Data listing:
......
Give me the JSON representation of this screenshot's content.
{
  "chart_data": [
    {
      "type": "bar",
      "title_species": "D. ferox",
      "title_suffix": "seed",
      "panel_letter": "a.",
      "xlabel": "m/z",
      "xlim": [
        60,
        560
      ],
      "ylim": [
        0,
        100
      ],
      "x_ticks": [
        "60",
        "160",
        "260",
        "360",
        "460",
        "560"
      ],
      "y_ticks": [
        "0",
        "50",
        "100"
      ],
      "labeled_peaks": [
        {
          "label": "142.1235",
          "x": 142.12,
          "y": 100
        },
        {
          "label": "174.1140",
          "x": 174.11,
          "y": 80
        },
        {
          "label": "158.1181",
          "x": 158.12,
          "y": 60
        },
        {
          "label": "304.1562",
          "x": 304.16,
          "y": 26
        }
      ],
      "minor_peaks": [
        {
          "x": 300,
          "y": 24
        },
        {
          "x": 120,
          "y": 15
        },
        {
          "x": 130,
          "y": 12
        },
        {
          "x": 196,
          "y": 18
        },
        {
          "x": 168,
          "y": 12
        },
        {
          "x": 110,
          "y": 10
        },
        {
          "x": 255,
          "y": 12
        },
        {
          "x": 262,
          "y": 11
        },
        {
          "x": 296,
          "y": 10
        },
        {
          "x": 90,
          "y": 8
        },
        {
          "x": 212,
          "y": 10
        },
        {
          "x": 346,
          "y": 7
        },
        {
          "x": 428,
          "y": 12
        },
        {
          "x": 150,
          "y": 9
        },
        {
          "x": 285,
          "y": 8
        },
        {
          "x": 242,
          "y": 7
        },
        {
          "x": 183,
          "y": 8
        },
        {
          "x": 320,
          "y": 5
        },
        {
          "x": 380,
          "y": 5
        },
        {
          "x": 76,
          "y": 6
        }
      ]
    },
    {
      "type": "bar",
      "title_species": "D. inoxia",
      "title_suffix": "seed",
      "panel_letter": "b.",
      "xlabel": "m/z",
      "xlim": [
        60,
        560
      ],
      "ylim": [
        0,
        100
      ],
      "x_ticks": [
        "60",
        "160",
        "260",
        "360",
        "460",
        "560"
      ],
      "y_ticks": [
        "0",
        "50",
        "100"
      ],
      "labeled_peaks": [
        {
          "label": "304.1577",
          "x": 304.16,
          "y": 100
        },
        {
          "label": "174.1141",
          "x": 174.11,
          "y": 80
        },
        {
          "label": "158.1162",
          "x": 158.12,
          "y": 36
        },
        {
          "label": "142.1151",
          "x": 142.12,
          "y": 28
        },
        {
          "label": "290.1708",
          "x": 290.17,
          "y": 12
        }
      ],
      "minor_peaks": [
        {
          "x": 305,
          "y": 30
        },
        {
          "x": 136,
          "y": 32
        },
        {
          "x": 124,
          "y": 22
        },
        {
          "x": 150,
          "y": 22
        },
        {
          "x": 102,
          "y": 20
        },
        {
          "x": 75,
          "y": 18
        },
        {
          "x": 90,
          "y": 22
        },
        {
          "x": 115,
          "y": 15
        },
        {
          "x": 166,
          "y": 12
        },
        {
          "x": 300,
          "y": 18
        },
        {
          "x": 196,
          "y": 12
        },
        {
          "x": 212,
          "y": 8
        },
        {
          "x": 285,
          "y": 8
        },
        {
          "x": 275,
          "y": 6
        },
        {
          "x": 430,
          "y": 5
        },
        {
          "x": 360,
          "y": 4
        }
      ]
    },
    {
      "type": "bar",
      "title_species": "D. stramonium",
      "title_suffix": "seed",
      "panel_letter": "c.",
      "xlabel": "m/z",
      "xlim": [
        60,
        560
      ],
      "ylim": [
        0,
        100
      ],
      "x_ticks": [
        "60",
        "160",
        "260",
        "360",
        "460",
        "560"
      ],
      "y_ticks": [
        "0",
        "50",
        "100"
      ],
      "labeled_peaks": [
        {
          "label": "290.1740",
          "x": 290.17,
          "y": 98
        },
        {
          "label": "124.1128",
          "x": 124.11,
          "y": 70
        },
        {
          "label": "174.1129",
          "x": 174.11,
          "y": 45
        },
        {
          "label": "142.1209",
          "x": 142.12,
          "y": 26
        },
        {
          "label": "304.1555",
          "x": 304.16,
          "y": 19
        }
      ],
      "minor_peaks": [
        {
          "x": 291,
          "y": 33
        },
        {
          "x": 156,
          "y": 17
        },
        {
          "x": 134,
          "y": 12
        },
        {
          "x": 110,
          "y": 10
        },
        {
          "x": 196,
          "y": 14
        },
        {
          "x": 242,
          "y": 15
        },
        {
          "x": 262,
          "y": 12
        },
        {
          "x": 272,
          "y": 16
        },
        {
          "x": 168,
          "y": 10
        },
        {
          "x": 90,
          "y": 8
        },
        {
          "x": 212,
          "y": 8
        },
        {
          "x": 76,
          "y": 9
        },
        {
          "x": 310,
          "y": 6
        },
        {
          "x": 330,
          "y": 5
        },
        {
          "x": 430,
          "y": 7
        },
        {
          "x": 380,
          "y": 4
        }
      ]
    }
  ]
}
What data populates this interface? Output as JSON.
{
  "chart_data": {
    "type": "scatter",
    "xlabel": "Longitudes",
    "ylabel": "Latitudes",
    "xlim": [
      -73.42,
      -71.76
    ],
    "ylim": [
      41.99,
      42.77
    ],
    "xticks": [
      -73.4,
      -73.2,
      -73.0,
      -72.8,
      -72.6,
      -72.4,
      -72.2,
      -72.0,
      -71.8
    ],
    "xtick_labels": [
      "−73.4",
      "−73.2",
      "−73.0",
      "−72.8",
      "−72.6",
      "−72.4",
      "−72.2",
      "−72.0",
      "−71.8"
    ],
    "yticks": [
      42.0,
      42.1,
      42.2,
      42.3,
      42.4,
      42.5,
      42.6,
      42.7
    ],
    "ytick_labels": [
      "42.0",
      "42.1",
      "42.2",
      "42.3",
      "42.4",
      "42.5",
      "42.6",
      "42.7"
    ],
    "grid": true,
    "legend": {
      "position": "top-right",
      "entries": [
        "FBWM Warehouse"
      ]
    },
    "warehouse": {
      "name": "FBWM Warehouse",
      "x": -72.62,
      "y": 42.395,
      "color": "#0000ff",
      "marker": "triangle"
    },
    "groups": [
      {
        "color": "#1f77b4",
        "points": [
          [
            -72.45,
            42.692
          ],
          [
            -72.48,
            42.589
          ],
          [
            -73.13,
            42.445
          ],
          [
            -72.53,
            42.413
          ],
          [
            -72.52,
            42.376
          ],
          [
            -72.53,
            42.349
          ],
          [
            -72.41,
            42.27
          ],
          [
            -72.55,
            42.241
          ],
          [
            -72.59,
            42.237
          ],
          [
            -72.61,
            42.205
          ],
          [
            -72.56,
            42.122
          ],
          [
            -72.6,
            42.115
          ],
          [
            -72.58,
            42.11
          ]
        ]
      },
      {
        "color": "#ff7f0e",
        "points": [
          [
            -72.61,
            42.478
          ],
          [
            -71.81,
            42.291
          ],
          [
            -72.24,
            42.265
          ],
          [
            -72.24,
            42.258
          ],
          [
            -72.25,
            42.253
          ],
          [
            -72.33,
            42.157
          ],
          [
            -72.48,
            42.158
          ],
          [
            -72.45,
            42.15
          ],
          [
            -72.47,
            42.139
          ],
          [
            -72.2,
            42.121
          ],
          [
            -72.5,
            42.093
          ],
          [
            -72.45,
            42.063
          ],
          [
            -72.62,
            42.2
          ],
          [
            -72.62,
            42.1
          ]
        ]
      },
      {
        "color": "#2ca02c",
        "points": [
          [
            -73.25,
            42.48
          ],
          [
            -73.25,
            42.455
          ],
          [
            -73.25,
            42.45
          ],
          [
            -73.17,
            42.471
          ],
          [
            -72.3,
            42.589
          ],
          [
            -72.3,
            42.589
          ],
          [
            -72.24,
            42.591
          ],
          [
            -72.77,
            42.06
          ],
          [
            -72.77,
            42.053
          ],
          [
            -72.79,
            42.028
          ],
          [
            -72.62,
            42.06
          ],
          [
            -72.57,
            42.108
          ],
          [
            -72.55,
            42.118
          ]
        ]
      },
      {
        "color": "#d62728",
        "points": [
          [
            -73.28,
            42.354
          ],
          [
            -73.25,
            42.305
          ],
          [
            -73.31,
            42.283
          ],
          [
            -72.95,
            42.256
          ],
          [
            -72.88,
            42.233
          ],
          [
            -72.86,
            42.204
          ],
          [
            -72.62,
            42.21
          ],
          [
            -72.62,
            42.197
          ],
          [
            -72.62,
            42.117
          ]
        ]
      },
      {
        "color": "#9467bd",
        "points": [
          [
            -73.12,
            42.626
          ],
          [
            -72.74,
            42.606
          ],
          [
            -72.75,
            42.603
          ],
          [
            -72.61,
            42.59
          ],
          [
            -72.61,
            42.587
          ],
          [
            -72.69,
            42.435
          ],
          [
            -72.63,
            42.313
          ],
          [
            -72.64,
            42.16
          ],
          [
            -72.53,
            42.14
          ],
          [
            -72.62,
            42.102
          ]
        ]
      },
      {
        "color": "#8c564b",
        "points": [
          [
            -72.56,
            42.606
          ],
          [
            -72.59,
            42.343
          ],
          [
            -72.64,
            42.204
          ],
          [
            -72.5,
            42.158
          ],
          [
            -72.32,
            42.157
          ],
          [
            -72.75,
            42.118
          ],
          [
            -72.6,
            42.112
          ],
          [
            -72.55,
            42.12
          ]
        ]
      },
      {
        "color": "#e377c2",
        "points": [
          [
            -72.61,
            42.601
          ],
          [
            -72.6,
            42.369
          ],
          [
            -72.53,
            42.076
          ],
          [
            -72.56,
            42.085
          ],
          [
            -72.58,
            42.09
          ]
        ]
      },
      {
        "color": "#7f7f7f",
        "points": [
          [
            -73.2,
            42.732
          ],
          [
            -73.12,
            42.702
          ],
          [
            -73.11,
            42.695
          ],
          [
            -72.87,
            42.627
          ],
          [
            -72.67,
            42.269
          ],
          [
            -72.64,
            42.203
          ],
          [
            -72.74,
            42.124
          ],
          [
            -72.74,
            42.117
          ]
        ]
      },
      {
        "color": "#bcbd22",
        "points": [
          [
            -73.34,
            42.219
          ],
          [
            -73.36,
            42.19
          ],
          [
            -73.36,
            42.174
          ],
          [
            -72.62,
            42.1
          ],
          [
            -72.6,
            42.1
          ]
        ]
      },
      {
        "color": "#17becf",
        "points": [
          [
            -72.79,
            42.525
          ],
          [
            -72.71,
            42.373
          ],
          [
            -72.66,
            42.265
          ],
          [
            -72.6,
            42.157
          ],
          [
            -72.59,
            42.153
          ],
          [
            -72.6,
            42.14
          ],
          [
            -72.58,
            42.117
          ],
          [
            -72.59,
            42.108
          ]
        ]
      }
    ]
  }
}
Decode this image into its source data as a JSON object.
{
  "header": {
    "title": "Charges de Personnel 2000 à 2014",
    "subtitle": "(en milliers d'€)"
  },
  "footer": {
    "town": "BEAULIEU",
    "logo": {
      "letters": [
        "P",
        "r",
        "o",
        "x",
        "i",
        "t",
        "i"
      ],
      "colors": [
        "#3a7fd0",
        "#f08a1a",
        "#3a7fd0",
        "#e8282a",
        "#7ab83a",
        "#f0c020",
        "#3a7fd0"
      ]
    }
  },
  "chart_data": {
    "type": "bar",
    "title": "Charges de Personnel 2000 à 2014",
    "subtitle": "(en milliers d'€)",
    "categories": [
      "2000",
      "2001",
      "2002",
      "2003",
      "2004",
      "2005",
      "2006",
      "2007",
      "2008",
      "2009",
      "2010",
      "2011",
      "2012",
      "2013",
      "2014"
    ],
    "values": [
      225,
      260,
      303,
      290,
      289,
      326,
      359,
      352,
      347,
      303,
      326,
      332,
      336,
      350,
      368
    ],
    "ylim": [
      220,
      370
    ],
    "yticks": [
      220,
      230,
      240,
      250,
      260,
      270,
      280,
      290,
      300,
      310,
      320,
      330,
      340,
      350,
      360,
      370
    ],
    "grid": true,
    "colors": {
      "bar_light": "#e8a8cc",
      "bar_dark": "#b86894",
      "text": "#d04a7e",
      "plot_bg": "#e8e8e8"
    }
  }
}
......
What you are asked to do:
Collect, from the material above, every line containing the word "JSON".

Final result:
Give me the JSON representation of this screenshot's content.
What data populates this interface? Output as JSON.
Decode this image into its source data as a JSON object.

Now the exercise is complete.